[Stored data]
---

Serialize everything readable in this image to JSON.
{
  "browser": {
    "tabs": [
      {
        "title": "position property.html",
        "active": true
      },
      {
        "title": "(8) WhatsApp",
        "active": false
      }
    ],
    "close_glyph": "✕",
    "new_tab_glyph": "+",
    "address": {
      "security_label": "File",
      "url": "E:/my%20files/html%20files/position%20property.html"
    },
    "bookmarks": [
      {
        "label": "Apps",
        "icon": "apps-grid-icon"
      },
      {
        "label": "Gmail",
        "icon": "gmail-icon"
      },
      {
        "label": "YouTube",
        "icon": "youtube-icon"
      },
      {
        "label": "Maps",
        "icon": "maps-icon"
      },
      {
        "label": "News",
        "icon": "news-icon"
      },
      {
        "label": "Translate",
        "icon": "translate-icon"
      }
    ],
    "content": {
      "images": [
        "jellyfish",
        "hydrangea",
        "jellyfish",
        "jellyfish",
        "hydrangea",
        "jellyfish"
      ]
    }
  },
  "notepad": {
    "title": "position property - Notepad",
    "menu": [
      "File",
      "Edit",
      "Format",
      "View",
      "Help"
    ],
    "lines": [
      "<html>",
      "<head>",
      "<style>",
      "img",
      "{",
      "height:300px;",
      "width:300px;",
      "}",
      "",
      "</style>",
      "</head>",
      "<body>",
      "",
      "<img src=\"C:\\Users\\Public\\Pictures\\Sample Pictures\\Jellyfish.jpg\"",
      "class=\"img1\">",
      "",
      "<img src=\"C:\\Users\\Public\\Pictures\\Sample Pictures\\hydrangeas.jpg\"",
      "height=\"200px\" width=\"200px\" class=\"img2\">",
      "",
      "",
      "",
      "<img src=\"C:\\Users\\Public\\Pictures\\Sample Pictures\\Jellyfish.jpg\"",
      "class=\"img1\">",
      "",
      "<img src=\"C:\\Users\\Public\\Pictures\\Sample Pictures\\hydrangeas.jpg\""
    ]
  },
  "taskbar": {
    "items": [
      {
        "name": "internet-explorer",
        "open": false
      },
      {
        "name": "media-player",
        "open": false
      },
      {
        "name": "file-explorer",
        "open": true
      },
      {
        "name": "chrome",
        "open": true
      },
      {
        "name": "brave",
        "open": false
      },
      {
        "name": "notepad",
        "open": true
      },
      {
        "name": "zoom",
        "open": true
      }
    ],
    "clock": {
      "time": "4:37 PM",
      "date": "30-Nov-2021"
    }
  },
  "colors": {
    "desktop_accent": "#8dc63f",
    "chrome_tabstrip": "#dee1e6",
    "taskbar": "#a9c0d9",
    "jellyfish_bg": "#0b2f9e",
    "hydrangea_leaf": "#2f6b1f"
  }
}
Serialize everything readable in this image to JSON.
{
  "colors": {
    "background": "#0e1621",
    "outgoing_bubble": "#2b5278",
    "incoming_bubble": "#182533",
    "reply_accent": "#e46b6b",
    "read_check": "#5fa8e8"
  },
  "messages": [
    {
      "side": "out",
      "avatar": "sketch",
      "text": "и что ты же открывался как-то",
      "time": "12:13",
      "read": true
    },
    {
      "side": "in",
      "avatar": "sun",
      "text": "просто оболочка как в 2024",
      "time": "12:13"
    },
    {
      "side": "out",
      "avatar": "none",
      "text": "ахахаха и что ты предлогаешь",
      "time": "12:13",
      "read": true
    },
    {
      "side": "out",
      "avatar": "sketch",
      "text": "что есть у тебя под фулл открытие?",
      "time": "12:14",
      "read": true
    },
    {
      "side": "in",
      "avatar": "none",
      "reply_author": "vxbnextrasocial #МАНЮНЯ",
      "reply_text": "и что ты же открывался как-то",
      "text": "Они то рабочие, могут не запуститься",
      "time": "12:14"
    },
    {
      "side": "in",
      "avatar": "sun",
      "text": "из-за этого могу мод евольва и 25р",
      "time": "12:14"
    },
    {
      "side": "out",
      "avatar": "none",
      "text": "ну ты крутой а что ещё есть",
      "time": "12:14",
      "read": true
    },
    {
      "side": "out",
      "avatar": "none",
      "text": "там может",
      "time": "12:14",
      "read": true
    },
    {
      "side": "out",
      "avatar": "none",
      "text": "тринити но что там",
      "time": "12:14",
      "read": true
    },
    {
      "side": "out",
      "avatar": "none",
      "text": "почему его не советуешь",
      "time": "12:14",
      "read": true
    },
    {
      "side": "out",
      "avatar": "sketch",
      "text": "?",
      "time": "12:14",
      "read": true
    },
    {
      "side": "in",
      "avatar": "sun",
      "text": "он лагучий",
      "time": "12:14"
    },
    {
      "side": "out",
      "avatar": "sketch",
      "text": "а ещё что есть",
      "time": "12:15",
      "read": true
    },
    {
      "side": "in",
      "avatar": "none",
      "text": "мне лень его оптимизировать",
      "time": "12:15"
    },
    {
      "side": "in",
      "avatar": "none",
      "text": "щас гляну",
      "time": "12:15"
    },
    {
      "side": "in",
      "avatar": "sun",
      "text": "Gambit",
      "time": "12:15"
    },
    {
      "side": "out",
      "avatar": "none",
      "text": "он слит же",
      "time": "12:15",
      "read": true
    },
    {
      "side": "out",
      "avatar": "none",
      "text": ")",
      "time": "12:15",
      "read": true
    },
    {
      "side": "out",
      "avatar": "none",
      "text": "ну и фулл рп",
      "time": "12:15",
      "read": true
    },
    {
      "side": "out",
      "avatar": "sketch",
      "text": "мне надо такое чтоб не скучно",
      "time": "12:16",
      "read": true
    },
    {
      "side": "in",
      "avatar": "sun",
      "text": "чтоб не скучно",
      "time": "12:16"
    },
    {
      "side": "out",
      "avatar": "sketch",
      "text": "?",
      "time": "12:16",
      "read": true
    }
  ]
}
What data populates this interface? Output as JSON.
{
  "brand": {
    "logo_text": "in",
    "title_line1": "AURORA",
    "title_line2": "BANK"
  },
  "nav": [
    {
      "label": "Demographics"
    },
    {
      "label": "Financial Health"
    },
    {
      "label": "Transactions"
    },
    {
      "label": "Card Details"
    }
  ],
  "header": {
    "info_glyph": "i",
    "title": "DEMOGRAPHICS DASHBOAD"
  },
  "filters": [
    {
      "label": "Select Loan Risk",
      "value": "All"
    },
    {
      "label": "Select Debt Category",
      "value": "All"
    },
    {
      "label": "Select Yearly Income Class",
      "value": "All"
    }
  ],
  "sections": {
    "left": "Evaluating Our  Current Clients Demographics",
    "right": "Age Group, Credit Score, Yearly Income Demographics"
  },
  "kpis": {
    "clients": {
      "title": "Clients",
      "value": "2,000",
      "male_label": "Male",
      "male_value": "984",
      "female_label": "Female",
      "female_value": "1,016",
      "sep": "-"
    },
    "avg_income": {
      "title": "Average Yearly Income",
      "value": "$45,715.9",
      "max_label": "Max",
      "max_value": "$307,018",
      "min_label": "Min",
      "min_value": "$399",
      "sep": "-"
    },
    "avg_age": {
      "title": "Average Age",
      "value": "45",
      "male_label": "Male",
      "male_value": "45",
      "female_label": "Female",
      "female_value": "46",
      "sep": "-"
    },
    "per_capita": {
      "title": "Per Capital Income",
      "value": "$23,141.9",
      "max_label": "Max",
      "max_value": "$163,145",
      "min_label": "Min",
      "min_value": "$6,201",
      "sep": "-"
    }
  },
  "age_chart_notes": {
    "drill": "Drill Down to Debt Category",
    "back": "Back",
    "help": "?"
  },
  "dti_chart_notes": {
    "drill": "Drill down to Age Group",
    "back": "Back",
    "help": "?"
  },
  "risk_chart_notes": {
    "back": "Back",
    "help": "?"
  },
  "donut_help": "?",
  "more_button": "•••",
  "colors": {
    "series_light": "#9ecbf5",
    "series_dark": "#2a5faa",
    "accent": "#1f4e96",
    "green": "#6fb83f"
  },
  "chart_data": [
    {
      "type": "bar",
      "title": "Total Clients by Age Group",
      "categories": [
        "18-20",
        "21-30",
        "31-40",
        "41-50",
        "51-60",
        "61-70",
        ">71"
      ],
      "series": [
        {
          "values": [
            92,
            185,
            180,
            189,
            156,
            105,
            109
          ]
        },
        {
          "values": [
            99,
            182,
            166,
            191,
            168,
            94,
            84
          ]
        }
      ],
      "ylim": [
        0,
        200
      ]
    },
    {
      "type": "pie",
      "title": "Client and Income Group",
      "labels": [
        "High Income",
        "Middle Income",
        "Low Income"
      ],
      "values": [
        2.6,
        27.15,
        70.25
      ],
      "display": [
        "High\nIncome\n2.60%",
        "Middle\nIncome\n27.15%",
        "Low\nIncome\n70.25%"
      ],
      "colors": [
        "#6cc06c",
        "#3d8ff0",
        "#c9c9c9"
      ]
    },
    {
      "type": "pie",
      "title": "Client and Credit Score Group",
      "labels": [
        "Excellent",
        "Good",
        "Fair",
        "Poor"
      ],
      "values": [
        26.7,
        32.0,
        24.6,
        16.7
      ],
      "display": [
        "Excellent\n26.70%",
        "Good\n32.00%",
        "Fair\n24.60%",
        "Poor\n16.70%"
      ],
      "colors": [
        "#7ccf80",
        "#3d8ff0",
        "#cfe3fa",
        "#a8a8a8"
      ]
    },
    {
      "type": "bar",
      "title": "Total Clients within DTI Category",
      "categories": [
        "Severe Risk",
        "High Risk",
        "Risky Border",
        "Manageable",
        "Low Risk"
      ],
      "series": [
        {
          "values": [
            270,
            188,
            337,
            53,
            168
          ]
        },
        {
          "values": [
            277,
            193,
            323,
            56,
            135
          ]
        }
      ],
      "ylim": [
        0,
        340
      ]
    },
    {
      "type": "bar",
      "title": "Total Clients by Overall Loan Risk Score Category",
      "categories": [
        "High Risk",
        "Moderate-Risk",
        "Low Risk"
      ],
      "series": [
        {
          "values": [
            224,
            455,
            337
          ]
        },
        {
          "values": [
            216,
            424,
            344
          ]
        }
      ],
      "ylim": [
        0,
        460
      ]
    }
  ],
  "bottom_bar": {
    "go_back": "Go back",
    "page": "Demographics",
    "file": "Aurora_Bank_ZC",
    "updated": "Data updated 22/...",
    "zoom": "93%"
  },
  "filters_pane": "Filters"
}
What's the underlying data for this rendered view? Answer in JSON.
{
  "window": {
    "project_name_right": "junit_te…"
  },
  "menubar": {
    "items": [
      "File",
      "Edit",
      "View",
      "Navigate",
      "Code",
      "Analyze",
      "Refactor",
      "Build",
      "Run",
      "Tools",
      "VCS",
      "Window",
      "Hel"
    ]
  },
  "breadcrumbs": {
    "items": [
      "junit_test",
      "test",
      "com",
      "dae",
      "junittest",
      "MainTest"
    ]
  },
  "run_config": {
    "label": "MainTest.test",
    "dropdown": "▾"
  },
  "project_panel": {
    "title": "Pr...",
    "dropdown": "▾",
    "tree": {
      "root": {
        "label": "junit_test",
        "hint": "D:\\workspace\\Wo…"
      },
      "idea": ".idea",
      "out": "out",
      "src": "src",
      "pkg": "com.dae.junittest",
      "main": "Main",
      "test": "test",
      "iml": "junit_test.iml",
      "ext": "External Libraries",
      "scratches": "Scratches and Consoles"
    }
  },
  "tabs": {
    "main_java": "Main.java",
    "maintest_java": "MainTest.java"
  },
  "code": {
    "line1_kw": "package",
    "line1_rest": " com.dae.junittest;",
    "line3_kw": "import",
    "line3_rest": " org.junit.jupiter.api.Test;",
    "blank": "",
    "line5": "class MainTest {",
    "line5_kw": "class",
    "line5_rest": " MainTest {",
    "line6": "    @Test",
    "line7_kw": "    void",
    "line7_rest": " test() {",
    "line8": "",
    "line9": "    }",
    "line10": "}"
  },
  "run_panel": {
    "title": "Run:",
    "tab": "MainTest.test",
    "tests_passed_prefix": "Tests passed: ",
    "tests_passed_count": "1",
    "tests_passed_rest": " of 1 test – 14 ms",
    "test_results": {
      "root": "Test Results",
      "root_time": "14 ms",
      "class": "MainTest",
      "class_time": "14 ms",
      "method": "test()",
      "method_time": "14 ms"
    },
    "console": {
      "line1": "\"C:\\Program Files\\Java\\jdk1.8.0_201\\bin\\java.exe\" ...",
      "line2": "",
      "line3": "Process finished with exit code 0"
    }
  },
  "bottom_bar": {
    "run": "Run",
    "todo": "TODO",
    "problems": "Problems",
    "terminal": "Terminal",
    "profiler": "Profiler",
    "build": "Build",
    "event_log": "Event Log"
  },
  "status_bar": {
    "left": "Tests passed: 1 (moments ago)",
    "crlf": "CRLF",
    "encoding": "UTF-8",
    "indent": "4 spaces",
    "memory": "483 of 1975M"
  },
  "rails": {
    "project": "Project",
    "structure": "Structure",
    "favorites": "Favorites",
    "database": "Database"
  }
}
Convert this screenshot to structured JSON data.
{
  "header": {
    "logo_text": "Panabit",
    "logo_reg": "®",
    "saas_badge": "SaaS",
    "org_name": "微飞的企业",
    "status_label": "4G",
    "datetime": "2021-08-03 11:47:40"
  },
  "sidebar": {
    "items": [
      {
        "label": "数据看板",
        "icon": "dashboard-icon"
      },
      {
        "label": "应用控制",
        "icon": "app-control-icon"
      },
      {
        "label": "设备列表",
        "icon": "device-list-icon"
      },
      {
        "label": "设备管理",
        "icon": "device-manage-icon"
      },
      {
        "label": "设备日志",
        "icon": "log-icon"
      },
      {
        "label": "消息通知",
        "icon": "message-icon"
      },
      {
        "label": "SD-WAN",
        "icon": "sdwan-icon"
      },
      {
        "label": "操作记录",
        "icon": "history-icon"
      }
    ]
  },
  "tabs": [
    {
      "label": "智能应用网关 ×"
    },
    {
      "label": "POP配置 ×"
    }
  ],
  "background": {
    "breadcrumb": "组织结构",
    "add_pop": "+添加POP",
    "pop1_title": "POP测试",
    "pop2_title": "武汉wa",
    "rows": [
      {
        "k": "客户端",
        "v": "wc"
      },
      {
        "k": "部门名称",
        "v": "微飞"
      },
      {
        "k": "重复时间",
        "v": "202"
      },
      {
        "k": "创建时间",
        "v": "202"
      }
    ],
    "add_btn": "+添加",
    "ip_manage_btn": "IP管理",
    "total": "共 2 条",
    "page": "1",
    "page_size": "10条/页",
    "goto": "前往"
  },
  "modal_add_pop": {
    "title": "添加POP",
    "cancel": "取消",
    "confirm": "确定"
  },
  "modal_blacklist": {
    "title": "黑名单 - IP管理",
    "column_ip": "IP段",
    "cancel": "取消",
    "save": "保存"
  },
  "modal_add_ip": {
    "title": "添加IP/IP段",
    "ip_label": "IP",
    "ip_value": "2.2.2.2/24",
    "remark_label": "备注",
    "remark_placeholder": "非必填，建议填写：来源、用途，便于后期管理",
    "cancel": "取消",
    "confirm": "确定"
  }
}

---

Copy out each line of the data containing the string "открывался".

      "text": "и что ты же открывался как-то",
      "reply_text": "и что ты же открывался как-то",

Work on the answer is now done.